# [Directions]
Scan the data. Collect each line that contains the word "Water".

# [Exercise materials]
....
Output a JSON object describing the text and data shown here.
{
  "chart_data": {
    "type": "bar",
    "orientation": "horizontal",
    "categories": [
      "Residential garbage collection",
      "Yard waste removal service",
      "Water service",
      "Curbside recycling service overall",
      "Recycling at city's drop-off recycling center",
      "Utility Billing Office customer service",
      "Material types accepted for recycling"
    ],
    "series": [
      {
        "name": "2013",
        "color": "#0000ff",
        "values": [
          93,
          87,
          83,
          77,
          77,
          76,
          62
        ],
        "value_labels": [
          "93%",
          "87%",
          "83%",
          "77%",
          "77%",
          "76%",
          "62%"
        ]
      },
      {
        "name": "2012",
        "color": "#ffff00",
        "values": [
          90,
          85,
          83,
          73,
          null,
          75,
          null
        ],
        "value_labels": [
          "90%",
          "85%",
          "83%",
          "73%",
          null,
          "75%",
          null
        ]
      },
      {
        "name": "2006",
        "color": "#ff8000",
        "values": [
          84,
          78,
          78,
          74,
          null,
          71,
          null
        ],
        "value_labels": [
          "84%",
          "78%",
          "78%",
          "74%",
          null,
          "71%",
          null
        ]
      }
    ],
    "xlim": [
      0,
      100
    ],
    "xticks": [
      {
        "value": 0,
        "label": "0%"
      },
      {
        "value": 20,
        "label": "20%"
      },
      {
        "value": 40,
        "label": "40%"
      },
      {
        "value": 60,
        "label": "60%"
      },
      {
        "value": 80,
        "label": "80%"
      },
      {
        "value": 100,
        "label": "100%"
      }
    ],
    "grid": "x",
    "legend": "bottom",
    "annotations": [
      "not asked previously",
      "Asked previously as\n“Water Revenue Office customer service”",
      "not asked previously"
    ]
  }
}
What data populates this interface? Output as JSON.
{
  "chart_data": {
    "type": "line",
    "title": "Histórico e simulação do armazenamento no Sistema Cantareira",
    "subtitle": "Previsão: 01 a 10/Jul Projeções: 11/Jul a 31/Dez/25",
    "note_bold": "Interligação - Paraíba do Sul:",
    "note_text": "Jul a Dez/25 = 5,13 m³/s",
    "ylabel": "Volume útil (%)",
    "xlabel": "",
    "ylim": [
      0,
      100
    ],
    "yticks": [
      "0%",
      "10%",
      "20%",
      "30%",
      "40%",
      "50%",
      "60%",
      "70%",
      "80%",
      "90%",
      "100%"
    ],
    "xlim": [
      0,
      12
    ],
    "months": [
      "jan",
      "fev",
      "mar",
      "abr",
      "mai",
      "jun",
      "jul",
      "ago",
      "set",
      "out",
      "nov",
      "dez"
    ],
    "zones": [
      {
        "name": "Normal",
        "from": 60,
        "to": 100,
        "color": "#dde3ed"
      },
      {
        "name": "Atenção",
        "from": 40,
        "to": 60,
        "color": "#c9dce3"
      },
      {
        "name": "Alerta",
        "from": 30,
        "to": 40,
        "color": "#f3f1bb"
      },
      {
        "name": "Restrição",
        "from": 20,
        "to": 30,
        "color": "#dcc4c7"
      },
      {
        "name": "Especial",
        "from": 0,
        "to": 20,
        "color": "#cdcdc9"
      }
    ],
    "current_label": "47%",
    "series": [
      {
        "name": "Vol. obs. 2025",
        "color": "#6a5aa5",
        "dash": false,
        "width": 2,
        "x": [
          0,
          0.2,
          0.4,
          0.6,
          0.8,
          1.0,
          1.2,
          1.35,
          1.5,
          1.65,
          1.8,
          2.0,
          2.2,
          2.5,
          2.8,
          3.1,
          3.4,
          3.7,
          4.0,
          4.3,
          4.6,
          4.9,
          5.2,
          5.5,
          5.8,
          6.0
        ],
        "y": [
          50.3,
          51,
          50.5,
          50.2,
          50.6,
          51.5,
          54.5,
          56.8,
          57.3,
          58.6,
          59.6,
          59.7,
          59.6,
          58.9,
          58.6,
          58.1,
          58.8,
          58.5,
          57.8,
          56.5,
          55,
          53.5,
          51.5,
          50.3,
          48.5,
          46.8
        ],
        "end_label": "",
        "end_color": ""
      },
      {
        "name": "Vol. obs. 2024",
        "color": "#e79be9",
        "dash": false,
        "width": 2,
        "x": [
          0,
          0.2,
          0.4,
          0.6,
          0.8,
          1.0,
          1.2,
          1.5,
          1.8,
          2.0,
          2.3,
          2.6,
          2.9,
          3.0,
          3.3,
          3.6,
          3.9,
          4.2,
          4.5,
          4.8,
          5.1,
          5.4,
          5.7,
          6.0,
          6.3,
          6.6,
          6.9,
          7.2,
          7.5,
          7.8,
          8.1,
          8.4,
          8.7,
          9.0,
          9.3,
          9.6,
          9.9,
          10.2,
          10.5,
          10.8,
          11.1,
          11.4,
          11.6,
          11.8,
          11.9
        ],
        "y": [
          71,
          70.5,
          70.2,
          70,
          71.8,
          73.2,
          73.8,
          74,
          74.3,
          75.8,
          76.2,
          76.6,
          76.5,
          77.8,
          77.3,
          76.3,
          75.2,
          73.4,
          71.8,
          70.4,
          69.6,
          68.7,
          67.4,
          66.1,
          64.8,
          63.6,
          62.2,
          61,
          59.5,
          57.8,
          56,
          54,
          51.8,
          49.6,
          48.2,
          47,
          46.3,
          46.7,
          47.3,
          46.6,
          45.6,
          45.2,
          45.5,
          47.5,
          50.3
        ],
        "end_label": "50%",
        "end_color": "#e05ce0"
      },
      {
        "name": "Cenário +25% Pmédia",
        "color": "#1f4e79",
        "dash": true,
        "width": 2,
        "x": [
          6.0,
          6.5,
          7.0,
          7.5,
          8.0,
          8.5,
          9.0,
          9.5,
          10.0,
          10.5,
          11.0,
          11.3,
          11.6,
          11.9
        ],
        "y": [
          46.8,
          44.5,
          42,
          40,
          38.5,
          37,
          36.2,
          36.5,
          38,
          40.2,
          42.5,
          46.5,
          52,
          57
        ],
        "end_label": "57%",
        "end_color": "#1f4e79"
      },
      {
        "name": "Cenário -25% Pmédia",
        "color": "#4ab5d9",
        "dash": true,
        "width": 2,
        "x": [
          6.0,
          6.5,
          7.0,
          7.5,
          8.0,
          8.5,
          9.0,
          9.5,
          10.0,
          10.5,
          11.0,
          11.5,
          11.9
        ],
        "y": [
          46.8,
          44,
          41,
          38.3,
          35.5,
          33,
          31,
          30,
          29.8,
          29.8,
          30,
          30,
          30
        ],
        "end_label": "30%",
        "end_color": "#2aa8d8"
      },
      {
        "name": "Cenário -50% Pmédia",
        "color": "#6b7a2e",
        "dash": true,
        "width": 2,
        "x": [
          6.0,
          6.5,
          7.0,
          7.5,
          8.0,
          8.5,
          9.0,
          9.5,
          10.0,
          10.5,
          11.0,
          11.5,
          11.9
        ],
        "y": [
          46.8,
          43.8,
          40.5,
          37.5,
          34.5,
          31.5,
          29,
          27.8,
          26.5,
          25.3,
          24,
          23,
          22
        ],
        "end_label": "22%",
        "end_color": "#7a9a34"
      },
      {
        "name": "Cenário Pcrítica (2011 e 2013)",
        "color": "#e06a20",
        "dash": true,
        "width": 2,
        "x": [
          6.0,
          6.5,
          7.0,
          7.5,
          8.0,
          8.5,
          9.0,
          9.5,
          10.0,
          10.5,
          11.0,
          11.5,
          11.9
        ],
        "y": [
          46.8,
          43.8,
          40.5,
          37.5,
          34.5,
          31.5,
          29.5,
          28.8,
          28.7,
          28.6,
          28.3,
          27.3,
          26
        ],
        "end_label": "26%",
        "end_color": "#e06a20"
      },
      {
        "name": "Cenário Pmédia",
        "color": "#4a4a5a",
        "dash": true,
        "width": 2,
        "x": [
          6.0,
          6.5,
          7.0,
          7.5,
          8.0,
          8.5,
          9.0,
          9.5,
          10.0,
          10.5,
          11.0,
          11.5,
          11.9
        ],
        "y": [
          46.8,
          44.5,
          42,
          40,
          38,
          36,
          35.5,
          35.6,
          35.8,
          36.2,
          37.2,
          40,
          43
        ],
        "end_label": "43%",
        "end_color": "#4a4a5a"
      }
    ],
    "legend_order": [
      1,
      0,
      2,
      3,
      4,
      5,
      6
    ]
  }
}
....
# [Solution for this exercise]
      "Water service",
      "Asked previously as\n“Water Revenue Office customer service”",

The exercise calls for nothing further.